:: TO BE DONE ::
Render the following material again verbatim, leaving nothing out.
§
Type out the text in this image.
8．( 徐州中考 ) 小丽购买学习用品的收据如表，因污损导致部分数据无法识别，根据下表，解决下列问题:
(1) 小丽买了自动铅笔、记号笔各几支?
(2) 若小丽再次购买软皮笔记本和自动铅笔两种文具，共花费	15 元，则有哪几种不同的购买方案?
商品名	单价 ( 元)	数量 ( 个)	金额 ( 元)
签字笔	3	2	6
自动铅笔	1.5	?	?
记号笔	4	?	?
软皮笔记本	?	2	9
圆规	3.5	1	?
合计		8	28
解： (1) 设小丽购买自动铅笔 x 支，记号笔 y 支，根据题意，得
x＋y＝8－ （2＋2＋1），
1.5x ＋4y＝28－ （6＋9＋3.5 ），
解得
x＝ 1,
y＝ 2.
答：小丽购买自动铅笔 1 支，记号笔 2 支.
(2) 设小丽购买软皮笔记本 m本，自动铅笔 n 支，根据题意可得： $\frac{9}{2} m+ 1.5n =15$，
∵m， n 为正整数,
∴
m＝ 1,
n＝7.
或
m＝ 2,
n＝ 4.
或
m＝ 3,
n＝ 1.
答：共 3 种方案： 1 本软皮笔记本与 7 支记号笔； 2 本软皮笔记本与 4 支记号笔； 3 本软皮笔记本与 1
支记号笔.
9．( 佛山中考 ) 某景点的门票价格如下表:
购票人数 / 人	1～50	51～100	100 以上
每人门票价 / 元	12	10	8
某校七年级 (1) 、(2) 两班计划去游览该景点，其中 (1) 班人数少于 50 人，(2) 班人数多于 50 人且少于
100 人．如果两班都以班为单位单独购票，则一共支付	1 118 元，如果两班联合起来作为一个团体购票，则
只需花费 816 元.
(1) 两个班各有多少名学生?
§
:: ANSWER TO THIS EXERCISE ::
Type out the text in this image.
8．( 徐州中考 ) 小丽购买学习用品的收据如表，因污损导致部分数据无法识别，根据下表，解决下列问题:
(1) 小丽买了自动铅笔、记号笔各几支?
(2) 若小丽再次购买软皮笔记本和自动铅笔两种文具，共花费	15 元，则有哪几种不同的购买方案?
商品名	单价 ( 元)	数量 ( 个)	金额 ( 元)
签字笔	3	2	6
自动铅笔	1.5	?	?
记号笔	4	?	?
软皮笔记本	?	2	9
圆规	3.5	1	?
合计		8	28
解： (1) 设小丽购买自动铅笔 x 支，记号笔 y 支，根据题意，得
x＋y＝8－ （2＋2＋1），
1.5x ＋4y＝28－ （6＋9＋3.5 ），
解得
x＝ 1,
y＝ 2.
答：小丽购买自动铅笔 1 支，记号笔 2 支.
(2) 设小丽购买软皮笔记本 m本，自动铅笔 n 支，根据题意可得： $\frac{9}{2} m+ 1.5n =15$，
∵m， n 为正整数,
∴
m＝ 1,
n＝7.
或
m＝ 2,
n＝ 4.
或
m＝ 3,
n＝ 1.
答：共 3 种方案： 1 本软皮笔记本与 7 支记号笔； 2 本软皮笔记本与 4 支记号笔； 3 本软皮笔记本与 1
支记号笔.
9．( 佛山中考 ) 某景点的门票价格如下表:
购票人数 / 人	1～50	51～100	100 以上
每人门票价 / 元	12	10	8
某校七年级 (1) 、(2) 两班计划去游览该景点，其中 (1) 班人数少于 50 人，(2) 班人数多于 50 人且少于
100 人．如果两班都以班为单位单独购票，则一共支付	1 118 元，如果两班联合起来作为一个团体购票，则
只需花费 816 元.
(1) 两个班各有多少名学生?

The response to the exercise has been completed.